-- RECORDED DATA start --

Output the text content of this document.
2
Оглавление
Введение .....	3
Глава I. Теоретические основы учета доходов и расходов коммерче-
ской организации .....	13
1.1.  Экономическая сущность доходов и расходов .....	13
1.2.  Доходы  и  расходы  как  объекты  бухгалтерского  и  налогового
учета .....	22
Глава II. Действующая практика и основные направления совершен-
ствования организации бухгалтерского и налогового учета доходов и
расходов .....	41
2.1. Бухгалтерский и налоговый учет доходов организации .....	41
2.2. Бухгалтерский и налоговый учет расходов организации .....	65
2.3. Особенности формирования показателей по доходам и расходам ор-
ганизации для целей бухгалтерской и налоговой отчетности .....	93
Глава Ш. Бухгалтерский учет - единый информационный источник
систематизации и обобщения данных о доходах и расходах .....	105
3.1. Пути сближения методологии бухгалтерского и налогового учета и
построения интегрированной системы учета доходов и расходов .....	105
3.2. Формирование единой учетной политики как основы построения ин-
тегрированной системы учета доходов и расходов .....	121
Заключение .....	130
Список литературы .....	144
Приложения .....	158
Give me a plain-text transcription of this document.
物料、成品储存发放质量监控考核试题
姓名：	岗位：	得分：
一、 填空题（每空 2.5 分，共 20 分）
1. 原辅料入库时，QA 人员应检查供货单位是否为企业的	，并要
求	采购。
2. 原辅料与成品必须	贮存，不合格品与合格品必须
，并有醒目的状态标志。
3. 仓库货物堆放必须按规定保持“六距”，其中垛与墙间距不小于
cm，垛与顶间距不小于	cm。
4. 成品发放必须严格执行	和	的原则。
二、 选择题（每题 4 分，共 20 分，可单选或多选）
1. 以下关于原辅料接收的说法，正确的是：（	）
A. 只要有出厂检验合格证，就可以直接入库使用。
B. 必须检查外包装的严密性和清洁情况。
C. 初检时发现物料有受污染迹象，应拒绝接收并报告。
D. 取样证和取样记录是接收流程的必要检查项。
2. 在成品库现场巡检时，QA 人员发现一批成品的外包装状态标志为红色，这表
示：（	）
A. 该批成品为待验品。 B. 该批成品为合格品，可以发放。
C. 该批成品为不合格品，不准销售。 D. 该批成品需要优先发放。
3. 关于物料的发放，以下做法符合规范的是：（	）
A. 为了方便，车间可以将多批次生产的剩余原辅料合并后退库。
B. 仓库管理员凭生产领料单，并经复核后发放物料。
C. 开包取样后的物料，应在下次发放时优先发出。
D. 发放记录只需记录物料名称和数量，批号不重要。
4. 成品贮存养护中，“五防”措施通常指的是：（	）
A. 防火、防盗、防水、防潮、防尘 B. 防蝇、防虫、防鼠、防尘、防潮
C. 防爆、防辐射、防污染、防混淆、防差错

-- RECORDED DATA end --

Set down each entry again, unchanged.

Output the text content of this document.
2
Оглавление
Введение .....	3
Глава I. Теоретические основы учета доходов и расходов коммерче-
ской организации .....	13
1.1.  Экономическая сущность доходов и расходов .....	13
1.2.  Доходы  и  расходы  как  объекты  бухгалтерского  и  налогового
учета .....	22
Глава II. Действующая практика и основные направления совершен-
ствования организации бухгалтерского и налогового учета доходов и
расходов .....	41
2.1. Бухгалтерский и налоговый учет доходов организации .....	41
2.2. Бухгалтерский и налоговый учет расходов организации .....	65
2.3. Особенности формирования показателей по доходам и расходам ор-
ганизации для целей бухгалтерской и налоговой отчетности .....	93
Глава Ш. Бухгалтерский учет - единый информационный источник
систематизации и обобщения данных о доходах и расходах .....	105
3.1. Пути сближения методологии бухгалтерского и налогового учета и
построения интегрированной системы учета доходов и расходов .....	105
3.2. Формирование единой учетной политики как основы построения ин-
тегрированной системы учета доходов и расходов .....	121
Заключение .....	130
Список литературы .....	144
Приложения .....	158
Give me a plain-text transcription of this document.
物料、成品储存发放质量监控考核试题
姓名：	岗位：	得分：
一、 填空题（每空 2.5 分，共 20 分）
1. 原辅料入库时，QA 人员应检查供货单位是否为企业的	，并要
求	采购。
2. 原辅料与成品必须	贮存，不合格品与合格品必须
，并有醒目的状态标志。
3. 仓库货物堆放必须按规定保持“六距”，其中垛与墙间距不小于
cm，垛与顶间距不小于	cm。
4. 成品发放必须严格执行	和	的原则。
二、 选择题（每题 4 分，共 20 分，可单选或多选）
1. 以下关于原辅料接收的说法，正确的是：（	）
A. 只要有出厂检验合格证，就可以直接入库使用。
B. 必须检查外包装的严密性和清洁情况。
C. 初检时发现物料有受污染迹象，应拒绝接收并报告。
D. 取样证和取样记录是接收流程的必要检查项。
2. 在成品库现场巡检时，QA 人员发现一批成品的外包装状态标志为红色，这表
示：（	）
A. 该批成品为待验品。 B. 该批成品为合格品，可以发放。
C. 该批成品为不合格品，不准销售。 D. 该批成品需要优先发放。
3. 关于物料的发放，以下做法符合规范的是：（	）
A. 为了方便，车间可以将多批次生产的剩余原辅料合并后退库。
B. 仓库管理员凭生产领料单，并经复核后发放物料。
C. 开包取样后的物料，应在下次发放时优先发出。
D. 发放记录只需记录物料名称和数量，批号不重要。
4. 成品贮存养护中，“五防”措施通常指的是：（	）
A. 防火、防盗、防水、防潮、防尘 B. 防蝇、防虫、防鼠、防尘、防潮
C. 防爆、防辐射、防污染、防混淆、防差错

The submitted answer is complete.